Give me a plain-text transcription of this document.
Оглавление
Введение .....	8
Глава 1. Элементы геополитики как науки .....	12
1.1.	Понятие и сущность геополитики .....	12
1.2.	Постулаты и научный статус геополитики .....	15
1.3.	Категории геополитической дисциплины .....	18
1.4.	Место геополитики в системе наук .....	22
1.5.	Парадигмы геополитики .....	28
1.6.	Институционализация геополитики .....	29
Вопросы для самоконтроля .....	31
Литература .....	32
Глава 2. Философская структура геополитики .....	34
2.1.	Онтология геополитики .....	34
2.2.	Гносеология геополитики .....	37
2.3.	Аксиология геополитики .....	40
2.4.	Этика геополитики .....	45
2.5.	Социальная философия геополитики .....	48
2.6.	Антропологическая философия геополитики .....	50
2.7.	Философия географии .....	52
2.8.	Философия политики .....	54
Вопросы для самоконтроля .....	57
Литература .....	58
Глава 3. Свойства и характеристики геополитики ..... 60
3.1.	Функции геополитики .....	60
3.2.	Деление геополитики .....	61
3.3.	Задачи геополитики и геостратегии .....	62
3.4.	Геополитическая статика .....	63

---

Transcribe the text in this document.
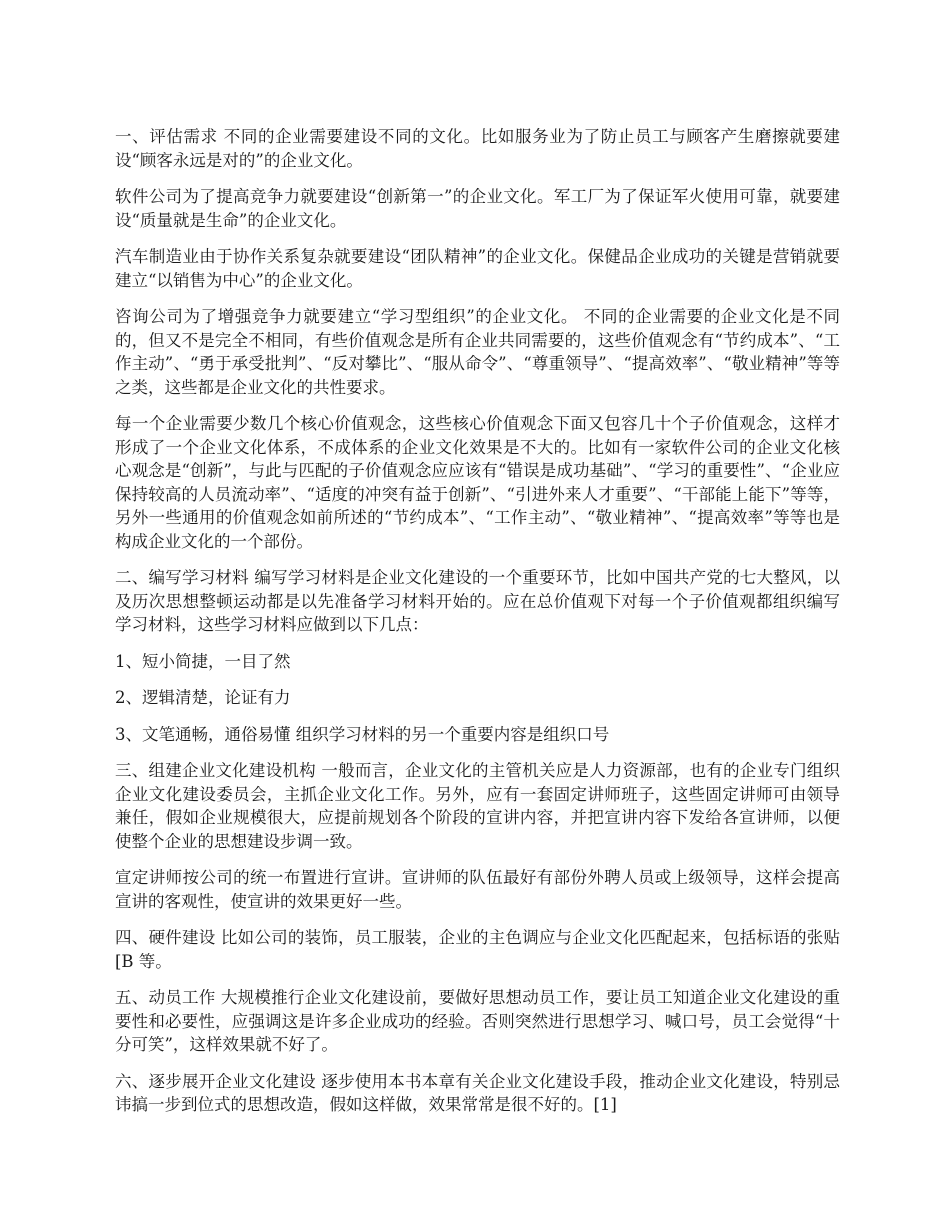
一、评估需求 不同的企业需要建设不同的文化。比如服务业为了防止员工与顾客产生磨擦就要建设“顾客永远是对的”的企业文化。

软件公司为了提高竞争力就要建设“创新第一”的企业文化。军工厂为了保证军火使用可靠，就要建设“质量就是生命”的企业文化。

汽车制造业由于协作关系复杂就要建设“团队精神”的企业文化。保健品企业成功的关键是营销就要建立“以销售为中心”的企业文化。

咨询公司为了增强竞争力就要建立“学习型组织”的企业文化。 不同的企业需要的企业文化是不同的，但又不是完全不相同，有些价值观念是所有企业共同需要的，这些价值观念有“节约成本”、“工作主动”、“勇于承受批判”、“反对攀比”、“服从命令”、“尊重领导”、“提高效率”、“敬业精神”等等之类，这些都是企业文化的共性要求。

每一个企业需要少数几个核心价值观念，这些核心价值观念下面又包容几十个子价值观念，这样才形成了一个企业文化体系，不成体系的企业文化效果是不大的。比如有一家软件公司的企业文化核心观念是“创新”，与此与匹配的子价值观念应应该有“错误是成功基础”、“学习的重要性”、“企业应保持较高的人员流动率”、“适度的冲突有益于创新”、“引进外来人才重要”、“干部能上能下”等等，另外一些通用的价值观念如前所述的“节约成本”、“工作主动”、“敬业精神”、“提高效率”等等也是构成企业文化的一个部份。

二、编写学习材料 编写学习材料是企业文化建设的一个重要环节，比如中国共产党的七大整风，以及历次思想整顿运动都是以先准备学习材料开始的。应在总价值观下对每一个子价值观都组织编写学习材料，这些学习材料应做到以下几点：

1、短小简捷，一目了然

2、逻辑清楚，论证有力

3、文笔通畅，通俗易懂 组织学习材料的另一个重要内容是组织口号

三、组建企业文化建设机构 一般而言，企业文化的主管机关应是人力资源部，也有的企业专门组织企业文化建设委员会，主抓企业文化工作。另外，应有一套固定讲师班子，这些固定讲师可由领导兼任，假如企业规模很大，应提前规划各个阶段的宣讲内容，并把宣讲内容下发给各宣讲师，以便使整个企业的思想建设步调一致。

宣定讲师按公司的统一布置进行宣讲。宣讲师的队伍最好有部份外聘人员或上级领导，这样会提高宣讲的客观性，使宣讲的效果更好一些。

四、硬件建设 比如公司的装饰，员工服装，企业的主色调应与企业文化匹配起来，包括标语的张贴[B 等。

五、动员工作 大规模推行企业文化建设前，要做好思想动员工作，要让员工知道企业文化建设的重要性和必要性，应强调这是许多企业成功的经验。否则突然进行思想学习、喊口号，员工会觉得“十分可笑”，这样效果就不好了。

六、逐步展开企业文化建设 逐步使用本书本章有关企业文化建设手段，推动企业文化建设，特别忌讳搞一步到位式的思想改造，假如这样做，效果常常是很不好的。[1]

---

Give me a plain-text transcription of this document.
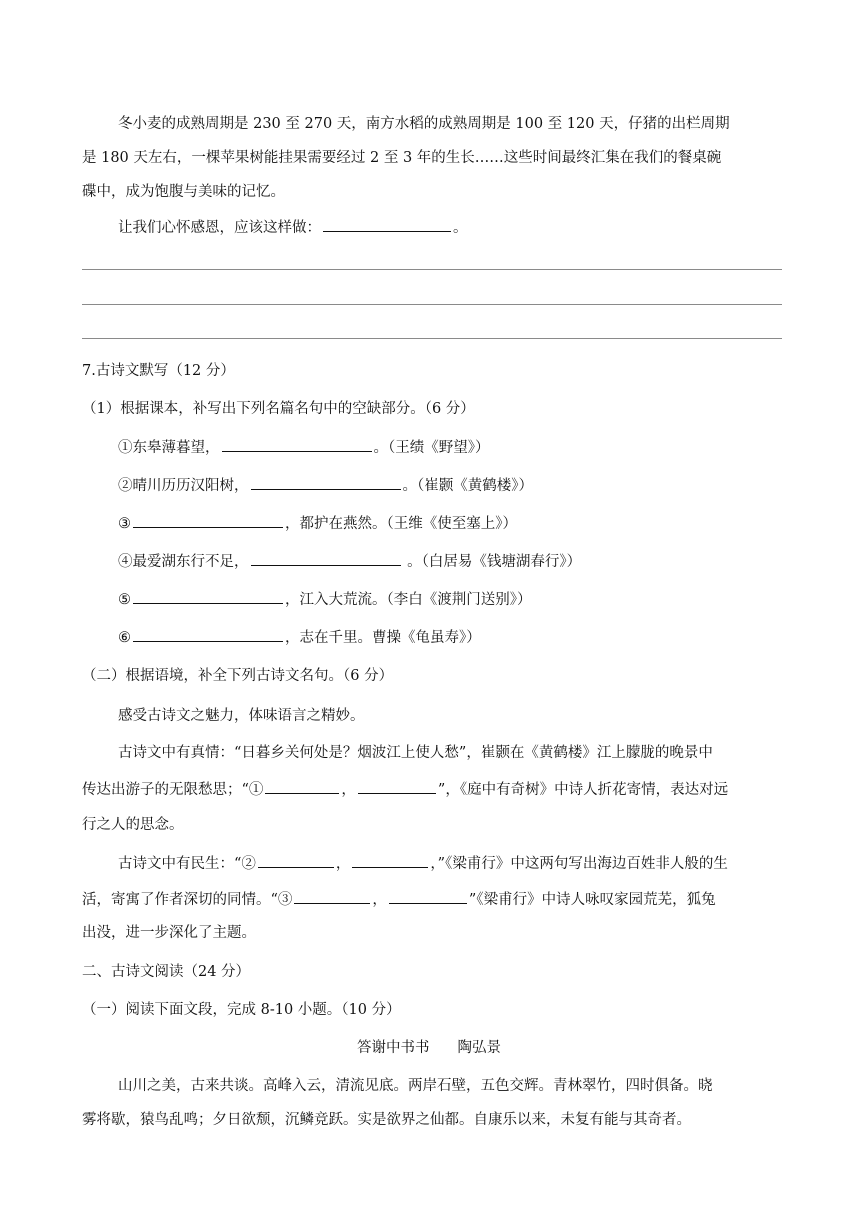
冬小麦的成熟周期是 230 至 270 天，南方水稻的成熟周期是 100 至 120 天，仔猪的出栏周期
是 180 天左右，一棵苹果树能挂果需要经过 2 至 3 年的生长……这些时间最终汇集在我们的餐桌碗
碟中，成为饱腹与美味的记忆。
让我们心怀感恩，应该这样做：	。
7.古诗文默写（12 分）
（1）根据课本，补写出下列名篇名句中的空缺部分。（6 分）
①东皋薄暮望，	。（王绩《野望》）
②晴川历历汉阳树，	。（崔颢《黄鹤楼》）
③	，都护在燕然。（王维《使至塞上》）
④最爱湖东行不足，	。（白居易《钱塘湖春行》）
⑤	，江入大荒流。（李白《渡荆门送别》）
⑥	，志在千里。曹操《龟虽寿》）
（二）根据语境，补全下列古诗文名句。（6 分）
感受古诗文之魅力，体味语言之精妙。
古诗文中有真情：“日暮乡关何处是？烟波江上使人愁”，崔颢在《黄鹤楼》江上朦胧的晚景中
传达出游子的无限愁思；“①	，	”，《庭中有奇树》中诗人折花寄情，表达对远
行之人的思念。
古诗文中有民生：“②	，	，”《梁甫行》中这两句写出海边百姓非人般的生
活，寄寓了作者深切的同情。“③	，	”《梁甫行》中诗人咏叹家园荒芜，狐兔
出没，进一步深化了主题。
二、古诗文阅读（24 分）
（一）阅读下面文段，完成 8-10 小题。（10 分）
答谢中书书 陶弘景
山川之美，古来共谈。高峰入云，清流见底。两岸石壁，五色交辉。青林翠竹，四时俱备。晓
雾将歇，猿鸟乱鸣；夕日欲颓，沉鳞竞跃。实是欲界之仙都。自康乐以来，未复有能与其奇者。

---

→ What this task involves: Find all lines where the word "提高效率" appears. Copy them.

→ Answer to the exercise:
咨询公司为了增强竞争力就要建立“学习型组织”的企业文化。 不同的企业需要的企业文化是不同的，但又不是完全不相同，有些价值观念是所有企业共同需要的，这些价值观念有“节约成本”、“工作主动”、“勇于承受批判”、“反对攀比”、“服从命令”、“尊重领导”、“提高效率”、“敬业精神”等等之类，这些都是企业文化的共性要求。
每一个企业需要少数几个核心价值观念，这些核心价值观念下面又包容几十个子价值观念，这样才形成了一个企业文化体系，不成体系的企业文化效果是不大的。比如有一家软件公司的企业文化核心观念是“创新”，与此与匹配的子价值观念应应该有“错误是成功基础”、“学习的重要性”、“企业应保持较高的人员流动率”、“适度的冲突有益于创新”、“引进外来人才重要”、“干部能上能下”等等，另外一些通用的价值观念如前所述的“节约成本”、“工作主动”、“敬业精神”、“提高效率”等等也是构成企业文化的一个部份。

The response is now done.